**Directions**
Find each line in the following listing that has the string "right", then state the count and nothing else.

>>

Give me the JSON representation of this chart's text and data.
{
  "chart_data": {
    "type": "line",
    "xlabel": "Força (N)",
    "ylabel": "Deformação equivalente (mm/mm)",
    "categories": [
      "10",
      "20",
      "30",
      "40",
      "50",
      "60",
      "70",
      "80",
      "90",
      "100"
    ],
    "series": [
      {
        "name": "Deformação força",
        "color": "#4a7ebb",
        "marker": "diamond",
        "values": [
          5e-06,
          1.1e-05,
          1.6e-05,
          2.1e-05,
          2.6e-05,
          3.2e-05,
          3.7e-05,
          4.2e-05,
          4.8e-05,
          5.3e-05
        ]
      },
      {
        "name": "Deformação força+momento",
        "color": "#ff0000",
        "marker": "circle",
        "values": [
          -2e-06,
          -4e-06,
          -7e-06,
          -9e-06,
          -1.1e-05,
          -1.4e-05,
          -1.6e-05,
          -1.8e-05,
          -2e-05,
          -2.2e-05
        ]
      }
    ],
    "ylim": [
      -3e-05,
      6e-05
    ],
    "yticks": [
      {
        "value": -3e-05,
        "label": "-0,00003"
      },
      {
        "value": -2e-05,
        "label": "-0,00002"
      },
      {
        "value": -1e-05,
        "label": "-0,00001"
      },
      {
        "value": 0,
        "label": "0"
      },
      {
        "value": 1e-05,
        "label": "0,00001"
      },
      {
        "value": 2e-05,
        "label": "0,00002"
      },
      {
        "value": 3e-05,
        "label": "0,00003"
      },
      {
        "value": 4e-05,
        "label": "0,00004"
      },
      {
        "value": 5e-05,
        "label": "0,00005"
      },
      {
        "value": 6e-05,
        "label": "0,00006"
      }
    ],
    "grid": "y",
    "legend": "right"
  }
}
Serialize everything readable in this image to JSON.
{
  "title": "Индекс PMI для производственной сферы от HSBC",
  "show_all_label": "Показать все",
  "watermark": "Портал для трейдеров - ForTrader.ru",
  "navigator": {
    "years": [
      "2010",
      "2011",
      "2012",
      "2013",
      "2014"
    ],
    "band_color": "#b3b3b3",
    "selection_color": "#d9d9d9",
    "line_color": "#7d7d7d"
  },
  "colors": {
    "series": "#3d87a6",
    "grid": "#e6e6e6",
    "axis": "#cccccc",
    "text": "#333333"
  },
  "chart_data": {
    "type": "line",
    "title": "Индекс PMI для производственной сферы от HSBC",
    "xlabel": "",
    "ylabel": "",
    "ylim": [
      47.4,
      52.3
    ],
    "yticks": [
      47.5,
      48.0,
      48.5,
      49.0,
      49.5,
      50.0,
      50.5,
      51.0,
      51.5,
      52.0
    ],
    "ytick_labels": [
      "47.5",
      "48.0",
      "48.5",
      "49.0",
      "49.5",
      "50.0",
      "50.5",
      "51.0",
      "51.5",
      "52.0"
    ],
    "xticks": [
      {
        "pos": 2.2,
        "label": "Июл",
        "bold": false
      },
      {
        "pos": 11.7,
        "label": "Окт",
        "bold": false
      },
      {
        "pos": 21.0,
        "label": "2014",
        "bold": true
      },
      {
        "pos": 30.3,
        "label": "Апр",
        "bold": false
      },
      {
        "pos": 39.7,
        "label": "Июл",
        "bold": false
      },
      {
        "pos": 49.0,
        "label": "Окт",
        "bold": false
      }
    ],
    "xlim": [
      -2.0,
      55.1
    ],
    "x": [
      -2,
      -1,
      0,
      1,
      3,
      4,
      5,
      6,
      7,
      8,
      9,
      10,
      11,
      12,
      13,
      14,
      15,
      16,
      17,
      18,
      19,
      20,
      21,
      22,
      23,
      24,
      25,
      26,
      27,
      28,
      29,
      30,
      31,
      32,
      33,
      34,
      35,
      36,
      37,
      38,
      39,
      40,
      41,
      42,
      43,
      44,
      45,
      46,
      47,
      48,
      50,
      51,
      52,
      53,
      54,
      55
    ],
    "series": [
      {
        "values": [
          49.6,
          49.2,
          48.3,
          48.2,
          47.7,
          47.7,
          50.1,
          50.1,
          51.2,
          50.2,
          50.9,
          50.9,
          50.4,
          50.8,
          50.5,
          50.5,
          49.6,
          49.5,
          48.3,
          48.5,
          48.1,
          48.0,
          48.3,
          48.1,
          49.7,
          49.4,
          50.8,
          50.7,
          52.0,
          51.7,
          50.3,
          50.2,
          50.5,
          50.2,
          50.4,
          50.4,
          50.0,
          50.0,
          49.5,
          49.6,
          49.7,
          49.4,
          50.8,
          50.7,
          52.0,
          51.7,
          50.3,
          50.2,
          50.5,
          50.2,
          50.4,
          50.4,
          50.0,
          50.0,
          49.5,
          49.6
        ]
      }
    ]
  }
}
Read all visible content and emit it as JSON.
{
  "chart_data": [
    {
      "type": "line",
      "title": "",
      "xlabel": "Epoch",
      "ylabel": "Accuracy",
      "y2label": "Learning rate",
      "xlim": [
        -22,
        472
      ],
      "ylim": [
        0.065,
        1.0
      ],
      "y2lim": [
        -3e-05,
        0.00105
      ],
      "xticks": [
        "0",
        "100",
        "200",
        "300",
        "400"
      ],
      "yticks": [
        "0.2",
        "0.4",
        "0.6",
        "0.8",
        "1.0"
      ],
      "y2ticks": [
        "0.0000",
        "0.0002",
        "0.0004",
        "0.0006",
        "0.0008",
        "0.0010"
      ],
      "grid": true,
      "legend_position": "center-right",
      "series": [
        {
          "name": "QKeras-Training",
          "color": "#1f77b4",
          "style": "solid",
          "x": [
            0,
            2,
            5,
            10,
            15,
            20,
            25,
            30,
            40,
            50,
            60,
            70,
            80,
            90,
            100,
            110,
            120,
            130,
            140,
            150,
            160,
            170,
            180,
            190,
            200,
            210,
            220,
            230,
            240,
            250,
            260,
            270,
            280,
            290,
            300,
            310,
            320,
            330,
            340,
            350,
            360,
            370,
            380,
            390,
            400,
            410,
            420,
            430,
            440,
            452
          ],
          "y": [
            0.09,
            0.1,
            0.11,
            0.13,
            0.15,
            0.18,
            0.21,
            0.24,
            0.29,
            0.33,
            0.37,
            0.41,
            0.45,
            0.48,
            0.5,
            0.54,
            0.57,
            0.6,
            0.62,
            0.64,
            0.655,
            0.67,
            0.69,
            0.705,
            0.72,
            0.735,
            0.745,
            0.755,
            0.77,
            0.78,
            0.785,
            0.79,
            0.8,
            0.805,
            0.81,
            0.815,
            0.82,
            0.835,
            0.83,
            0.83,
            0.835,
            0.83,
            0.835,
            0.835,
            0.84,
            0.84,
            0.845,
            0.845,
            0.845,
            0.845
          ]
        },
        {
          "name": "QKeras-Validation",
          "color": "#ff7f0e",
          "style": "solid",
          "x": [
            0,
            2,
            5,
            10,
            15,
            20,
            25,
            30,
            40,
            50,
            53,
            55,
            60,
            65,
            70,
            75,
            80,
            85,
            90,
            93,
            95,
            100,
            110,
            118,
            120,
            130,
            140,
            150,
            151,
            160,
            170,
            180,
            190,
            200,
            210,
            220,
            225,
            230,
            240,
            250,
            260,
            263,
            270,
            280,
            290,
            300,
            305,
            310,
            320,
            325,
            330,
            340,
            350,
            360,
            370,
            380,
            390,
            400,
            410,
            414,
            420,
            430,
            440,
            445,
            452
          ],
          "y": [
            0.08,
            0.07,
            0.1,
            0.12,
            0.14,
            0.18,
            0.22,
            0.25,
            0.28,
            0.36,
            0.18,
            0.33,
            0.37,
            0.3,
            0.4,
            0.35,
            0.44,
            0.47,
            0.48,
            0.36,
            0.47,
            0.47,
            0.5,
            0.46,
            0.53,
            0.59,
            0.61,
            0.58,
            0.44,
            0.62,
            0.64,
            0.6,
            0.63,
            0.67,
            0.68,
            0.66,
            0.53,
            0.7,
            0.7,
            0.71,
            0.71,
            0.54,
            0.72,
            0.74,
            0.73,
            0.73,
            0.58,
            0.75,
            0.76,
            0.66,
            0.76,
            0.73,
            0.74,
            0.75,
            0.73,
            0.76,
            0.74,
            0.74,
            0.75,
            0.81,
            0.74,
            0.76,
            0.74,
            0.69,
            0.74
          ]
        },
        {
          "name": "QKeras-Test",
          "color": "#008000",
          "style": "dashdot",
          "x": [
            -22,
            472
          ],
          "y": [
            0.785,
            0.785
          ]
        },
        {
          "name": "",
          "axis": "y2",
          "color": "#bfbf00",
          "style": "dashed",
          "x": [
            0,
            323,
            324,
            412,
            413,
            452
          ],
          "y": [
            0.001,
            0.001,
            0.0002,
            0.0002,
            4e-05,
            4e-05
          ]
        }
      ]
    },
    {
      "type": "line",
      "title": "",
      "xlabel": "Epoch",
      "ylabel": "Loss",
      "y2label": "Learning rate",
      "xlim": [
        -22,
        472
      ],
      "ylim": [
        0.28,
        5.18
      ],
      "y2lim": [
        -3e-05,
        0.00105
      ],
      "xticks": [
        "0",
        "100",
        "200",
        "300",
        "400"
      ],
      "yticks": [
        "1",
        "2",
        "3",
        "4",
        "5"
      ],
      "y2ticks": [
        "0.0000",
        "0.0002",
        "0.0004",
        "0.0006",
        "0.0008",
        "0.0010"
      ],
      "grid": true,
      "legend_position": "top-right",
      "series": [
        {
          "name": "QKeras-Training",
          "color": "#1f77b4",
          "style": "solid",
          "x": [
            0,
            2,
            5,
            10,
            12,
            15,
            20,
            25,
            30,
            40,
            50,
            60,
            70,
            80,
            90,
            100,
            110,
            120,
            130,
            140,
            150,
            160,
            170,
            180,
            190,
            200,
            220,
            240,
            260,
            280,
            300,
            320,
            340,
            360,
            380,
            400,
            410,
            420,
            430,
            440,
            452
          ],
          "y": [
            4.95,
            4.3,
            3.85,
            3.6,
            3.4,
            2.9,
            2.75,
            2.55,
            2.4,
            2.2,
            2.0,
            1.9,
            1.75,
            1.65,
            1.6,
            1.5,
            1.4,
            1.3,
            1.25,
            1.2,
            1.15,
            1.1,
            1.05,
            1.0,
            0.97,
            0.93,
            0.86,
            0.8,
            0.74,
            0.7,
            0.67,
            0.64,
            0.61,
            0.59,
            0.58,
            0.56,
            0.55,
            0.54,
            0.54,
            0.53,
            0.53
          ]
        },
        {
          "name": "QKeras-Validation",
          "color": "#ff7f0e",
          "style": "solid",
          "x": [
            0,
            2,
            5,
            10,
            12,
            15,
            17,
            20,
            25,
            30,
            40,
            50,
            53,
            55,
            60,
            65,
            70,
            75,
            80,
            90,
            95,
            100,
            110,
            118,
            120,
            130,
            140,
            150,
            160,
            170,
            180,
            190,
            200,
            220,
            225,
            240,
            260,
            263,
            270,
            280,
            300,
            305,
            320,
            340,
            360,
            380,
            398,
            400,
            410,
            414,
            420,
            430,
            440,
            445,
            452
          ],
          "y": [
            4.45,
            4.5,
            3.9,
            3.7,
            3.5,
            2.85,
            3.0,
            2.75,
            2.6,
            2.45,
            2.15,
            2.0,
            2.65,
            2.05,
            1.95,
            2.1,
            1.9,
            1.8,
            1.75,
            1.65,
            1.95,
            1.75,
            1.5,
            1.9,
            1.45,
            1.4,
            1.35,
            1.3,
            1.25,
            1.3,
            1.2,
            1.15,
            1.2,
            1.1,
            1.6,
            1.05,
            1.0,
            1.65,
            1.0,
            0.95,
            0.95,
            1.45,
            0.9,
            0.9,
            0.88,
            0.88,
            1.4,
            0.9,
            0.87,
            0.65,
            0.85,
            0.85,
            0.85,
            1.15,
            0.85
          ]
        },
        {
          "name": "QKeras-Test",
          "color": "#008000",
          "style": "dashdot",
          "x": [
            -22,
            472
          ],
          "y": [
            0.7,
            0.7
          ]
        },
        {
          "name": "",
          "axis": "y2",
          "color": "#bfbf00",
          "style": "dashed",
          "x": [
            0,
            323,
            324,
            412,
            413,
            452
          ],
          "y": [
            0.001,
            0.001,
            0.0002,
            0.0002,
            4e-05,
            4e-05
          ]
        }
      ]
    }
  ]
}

<<

**Output of the exercise**
3